Dataset excerpt:

============================================================

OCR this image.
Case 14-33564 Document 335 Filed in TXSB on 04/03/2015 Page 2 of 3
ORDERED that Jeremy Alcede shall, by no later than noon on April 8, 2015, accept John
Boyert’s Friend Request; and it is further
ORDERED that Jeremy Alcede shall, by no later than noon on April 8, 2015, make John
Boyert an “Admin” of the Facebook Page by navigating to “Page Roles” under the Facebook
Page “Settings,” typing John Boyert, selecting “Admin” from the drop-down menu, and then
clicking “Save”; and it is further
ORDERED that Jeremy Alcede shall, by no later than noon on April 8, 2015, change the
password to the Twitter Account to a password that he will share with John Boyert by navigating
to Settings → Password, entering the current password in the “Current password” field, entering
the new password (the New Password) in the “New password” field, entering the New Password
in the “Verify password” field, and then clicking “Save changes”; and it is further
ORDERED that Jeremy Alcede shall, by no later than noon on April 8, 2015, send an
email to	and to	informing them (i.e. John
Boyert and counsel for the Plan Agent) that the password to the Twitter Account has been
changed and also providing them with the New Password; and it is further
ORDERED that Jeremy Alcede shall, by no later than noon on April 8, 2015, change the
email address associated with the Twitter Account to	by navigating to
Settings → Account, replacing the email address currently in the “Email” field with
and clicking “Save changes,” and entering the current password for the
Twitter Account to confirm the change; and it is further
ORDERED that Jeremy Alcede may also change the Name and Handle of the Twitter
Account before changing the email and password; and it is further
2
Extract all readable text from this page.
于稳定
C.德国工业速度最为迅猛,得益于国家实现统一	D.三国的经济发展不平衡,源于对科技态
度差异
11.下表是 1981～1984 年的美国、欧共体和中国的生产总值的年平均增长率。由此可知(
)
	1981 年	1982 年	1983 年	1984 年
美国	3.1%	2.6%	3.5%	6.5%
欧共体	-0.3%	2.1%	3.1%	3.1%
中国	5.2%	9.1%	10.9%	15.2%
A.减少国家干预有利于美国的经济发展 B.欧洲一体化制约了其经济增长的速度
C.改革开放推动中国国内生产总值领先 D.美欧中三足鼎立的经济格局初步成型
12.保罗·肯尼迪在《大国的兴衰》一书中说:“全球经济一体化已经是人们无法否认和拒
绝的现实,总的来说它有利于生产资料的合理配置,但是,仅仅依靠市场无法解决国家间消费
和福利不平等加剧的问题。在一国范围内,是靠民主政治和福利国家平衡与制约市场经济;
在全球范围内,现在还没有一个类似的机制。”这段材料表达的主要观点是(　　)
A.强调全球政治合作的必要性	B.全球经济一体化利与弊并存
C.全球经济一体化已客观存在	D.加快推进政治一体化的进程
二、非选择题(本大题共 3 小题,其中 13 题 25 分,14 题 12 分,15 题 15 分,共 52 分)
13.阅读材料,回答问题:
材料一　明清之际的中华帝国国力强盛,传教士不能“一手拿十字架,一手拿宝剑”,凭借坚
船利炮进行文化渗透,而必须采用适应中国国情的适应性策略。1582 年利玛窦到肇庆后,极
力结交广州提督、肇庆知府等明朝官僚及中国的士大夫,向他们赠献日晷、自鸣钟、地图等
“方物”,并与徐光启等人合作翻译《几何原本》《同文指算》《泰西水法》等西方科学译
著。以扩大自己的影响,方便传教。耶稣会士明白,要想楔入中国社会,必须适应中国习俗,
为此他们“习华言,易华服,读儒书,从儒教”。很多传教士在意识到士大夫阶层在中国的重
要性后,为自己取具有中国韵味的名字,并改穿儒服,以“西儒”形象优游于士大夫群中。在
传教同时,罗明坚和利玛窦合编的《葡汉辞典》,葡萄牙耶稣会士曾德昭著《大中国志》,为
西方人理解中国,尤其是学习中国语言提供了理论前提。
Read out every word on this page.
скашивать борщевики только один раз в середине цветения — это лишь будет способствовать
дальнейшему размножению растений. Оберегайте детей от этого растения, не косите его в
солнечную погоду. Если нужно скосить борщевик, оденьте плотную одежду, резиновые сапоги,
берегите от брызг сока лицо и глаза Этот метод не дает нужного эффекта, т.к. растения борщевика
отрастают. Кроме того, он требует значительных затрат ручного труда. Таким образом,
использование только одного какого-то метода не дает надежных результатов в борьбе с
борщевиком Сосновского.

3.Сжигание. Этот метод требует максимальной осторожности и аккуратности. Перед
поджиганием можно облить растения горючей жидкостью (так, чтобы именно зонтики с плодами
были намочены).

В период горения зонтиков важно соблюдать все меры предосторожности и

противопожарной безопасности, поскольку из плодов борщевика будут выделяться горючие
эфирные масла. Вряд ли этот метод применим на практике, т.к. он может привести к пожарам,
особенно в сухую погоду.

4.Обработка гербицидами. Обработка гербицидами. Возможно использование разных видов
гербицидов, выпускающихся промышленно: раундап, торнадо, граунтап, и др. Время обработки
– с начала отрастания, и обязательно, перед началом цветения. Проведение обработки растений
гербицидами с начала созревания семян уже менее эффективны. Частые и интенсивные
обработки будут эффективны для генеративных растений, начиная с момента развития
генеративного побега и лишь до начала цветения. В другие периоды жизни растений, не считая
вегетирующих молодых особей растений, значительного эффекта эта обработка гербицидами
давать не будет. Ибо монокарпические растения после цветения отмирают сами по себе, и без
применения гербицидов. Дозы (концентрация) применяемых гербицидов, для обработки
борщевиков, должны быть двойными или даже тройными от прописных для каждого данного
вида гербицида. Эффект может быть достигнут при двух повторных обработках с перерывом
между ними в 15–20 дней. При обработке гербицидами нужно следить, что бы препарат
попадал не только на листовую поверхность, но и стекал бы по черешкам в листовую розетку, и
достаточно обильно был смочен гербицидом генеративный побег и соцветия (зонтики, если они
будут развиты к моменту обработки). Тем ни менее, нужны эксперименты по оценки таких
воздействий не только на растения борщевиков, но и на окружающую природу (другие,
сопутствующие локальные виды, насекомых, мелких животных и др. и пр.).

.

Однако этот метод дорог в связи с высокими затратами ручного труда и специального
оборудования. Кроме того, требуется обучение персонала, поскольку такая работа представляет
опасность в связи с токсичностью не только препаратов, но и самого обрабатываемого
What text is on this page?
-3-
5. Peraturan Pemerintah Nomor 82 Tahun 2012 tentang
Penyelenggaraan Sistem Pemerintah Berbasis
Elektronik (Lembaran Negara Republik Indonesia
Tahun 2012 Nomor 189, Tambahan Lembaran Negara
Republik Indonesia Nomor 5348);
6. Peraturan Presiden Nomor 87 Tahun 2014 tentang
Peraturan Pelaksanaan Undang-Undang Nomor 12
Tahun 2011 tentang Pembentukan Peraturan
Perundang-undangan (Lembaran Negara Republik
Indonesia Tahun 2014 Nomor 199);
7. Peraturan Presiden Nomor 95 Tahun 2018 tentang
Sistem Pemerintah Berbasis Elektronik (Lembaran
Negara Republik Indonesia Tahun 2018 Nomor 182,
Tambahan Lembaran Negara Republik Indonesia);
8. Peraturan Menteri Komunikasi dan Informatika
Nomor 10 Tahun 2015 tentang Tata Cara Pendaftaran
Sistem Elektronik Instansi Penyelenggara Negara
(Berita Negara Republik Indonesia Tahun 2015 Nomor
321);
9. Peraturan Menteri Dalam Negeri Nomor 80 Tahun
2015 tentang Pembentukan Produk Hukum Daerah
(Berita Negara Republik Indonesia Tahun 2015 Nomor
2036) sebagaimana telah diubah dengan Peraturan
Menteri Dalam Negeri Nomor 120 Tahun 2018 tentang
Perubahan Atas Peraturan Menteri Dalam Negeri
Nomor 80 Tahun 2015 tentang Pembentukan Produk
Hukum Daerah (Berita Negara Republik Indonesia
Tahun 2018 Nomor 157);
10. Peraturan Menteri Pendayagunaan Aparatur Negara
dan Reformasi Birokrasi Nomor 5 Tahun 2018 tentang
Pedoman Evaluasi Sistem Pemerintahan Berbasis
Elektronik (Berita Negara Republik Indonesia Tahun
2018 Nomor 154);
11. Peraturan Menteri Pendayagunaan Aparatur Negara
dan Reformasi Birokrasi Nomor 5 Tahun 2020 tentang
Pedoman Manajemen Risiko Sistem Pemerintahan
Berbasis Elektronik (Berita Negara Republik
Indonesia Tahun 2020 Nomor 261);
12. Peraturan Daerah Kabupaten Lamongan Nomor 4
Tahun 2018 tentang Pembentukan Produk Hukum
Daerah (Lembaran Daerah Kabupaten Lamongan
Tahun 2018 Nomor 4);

============================================================

**Written instruction:** Report only how many lines in the listing contain the string "гербицидами".

**Written response:** 4